> [What is asked]: Leave out the pictures and repeat the rest of the material exactly.

> [Records for the task]:
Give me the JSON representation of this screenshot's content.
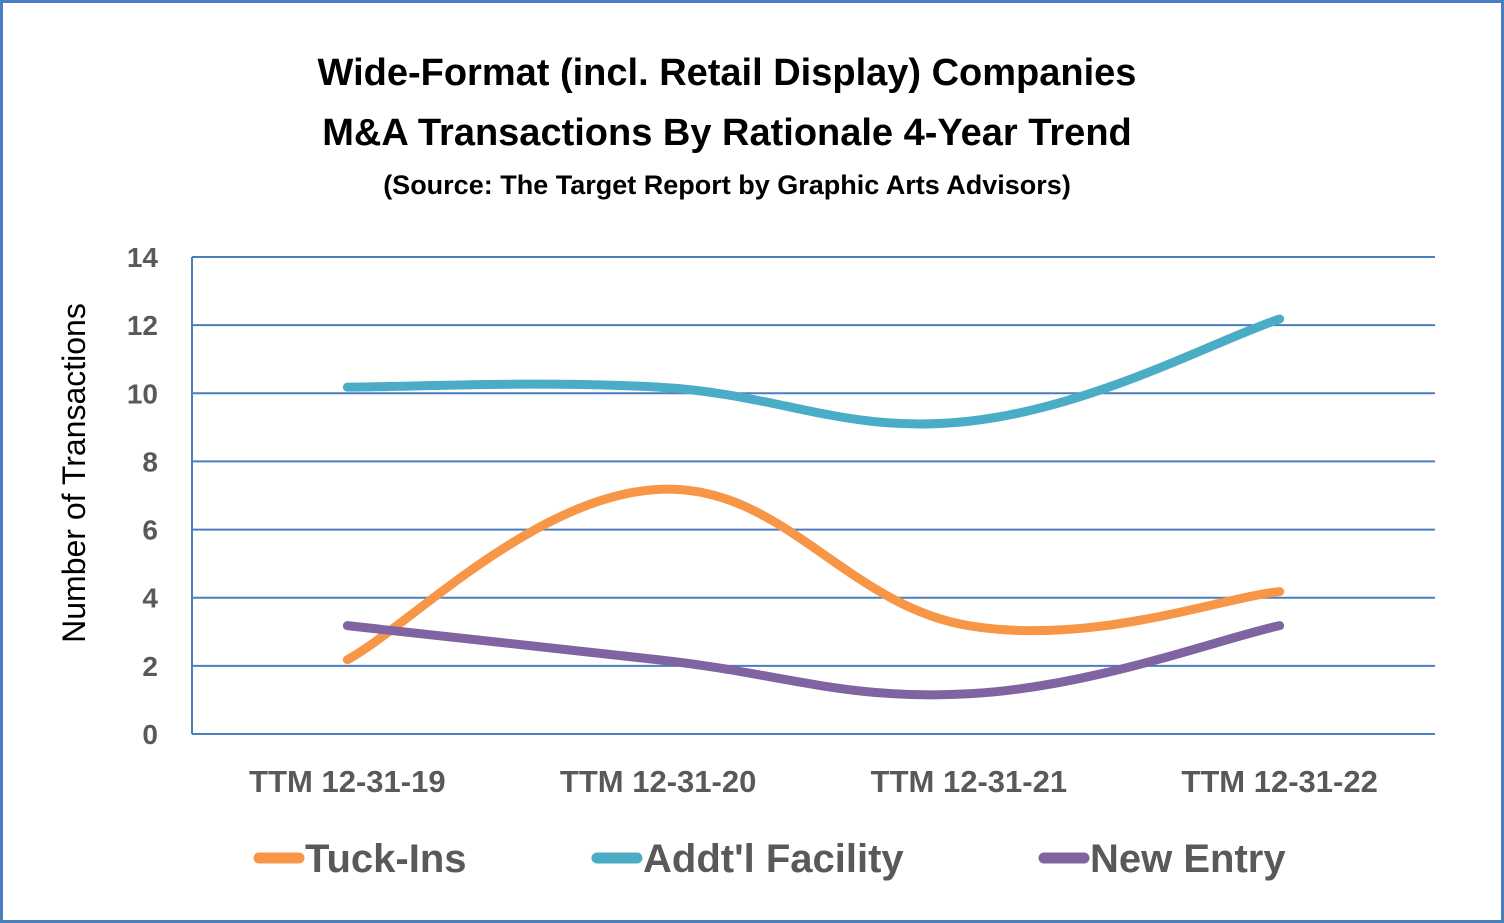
{
  "chart_data": {
    "type": "line",
    "title": "Wide-Format (incl. Retail Display) Companies",
    "title_line2": "M&A Transactions By Rationale 4-Year Trend",
    "subtitle": "(Source: The Target Report by Graphic Arts Advisors)",
    "ylabel": "Number of Transactions",
    "xlabel": "",
    "ylim": [
      0,
      14
    ],
    "yticks": [
      "0",
      "2",
      "4",
      "6",
      "8",
      "10",
      "12",
      "14"
    ],
    "categories": [
      "TTM 12-31-19",
      "TTM 12-31-20",
      "TTM 12-31-21",
      "TTM 12-31-22"
    ],
    "grid": true,
    "smooth": true,
    "legend_position": "bottom",
    "series": [
      {
        "name": "Tuck-Ins",
        "color": "#f79646",
        "values": [
          2,
          7,
          3,
          4
        ]
      },
      {
        "name": "Addt'l Facility",
        "color": "#4bacc6",
        "values": [
          10,
          10,
          9,
          12
        ]
      },
      {
        "name": "New Entry",
        "color": "#8064a2",
        "values": [
          3,
          2,
          1,
          3
        ]
      }
    ]
  }
}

> [Written answer]:
Give me the JSON representation of this screenshot's content.
{
  "chart_data": {
    "type": "line",
    "title": "Wide-Format (incl. Retail Display) Companies",
    "title_line2": "M&A Transactions By Rationale 4-Year Trend",
    "subtitle": "(Source: The Target Report by Graphic Arts Advisors)",
    "ylabel": "Number of Transactions",
    "xlabel": "",
    "ylim": [
      0,
      14
    ],
    "yticks": [
      "0",
      "2",
      "4",
      "6",
      "8",
      "10",
      "12",
      "14"
    ],
    "categories": [
      "TTM 12-31-19",
      "TTM 12-31-20",
      "TTM 12-31-21",
      "TTM 12-31-22"
    ],
    "grid": true,
    "smooth": true,
    "legend_position": "bottom",
    "series": [
      {
        "name": "Tuck-Ins",
        "color": "#f79646",
        "values": [
          2,
          7,
          3,
          4
        ]
      },
      {
        "name": "Addt'l Facility",
        "color": "#4bacc6",
        "values": [
          10,
          10,
          9,
          12
        ]
      },
      {
        "name": "New Entry",
        "color": "#8064a2",
        "values": [
          3,
          2,
          1,
          3
        ]
      }
    ]
  }
}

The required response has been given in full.